Фрагмент документа:
========================

В этом самовымысле, соединяющем в себе наготу ребенка и одежды писателя, ничто не избегает воздействия первородного стыда. Никогда гордость за книгу, ее «позорная слава», не дойдет до предела внутреннего бытия. Впрочем, ее тайный взлет, подобно краже, несет в себе скрытность. Мы знаем, что нашел у Жене Батай: произведения, «смысл которых в отрицании тех, кто их читает». Другой в них часто предстает отдаленным «вы», врагом, с которым у автора нет ничего общего. Но порой Жене и сам признает, что в этом заключена крупица мошенничества. Даже если относиться к другому так, именно на него направлено синтаксическое обольщение. «По весомости средств, которые мне нужны, чтобы отбросить вас от себя, посудите, какую нежность я к вам питаю. Оцените, до чего же я вас люблю, по баррикадам, которые я сооружаю в своей жизни и в творчестве». Это значит, что литература для него — еще и операция по присвоению другого, переход от пережитой немилости к милости слова.

========================

Что сделать:
**1.** Выпишите все фрагменты, заключенные в кавычки-«елочки» в отрывке о творчестве Жене.
**2.** Продолжите отрывок о творчестве Жене после его последнего предложения.

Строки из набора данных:
========================

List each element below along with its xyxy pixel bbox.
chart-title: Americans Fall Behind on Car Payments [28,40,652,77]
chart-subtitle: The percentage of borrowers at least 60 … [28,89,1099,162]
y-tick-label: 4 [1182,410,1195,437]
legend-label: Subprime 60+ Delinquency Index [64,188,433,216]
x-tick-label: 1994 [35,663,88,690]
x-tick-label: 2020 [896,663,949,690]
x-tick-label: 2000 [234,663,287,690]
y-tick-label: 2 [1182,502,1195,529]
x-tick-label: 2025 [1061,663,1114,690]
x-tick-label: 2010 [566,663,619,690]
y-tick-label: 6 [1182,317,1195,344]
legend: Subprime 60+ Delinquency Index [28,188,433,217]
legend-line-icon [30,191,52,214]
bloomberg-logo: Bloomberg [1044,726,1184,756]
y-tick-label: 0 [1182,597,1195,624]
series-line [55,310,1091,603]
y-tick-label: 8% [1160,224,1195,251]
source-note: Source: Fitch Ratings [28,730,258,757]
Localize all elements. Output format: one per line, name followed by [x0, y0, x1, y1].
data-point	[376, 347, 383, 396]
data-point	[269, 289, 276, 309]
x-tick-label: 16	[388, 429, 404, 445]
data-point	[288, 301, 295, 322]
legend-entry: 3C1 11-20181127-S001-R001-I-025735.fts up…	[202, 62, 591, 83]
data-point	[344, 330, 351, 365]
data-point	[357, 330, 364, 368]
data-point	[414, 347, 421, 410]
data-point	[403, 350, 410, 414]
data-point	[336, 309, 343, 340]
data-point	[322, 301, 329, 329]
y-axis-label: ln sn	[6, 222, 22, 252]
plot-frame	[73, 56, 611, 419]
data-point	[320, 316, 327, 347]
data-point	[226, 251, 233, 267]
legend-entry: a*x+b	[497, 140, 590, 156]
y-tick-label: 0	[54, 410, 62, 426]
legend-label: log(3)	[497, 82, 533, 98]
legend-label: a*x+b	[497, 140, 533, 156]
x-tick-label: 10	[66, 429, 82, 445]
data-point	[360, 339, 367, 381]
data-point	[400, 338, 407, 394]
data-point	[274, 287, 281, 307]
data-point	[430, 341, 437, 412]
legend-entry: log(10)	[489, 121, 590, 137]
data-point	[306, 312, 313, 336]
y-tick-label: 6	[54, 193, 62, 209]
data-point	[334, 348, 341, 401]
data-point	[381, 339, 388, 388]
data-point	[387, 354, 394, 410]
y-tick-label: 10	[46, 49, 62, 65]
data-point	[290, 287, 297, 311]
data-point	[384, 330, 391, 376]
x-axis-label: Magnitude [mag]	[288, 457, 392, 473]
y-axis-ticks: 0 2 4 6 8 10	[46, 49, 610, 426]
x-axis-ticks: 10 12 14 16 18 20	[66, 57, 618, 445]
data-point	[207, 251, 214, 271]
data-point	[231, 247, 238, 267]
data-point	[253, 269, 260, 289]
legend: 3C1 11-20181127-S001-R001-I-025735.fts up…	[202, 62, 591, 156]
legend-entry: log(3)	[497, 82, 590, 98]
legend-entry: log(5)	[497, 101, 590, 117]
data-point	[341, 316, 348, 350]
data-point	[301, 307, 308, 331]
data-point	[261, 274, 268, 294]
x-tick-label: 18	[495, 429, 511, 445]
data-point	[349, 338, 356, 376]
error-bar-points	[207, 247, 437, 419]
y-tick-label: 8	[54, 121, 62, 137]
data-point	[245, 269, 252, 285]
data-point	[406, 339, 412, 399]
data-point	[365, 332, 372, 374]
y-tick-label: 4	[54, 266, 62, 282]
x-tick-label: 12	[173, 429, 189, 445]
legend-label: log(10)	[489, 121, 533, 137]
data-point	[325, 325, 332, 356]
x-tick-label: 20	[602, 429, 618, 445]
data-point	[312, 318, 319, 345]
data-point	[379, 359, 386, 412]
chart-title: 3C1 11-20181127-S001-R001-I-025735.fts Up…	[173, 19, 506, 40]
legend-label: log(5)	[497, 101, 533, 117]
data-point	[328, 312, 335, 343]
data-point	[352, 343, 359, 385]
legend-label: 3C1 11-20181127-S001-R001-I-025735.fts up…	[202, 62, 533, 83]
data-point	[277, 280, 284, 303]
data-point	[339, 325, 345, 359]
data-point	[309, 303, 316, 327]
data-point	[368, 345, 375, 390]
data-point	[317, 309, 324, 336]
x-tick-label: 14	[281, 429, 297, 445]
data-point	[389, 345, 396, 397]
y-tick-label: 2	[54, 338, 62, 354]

========================

Ответы по номерам:
**1.**
1. «позорная слава»
2. «смысл которых в отрицании тех, кто их читает»
3. «вы»
4. «По весомости средств, которые мне нужны, чтобы отбросить вас от себя, посудите, какую нежность я к вам питаю. Оцените, до чего же я вас люблю, по баррикадам, которые я сооружаю в своей жизни и в творчестве»

**2.**
Жене, в отличие от Дюрас, не говорит, что он ждет перед «закрытой дверью». Нов заключительных фразах «Чуда о розе» он утверждает, что, несмотря на свой собственный манифест бесстыдства, он сам должен теперь закрыть дверь: «Сказал ли я все, что следовало сказать об этом деле? Если я оставляю эту книгу, значит, я оставляю все, что может быть рассказано. Остальное невыразимо. Я замолкаю и иду босиком». Бесстыдство и тайна в их нераздельности — вот источники этой книги и творческой манеры Жене. «Воплотить в жизнь мой миф» — таков его девиз. Но есть еще, и будет всегда, вне пределов сотворенной легенды и смерти, этот невыразимый остаток, создающая легенду недосказанность — то, что Дюрас именует «содержанием личности».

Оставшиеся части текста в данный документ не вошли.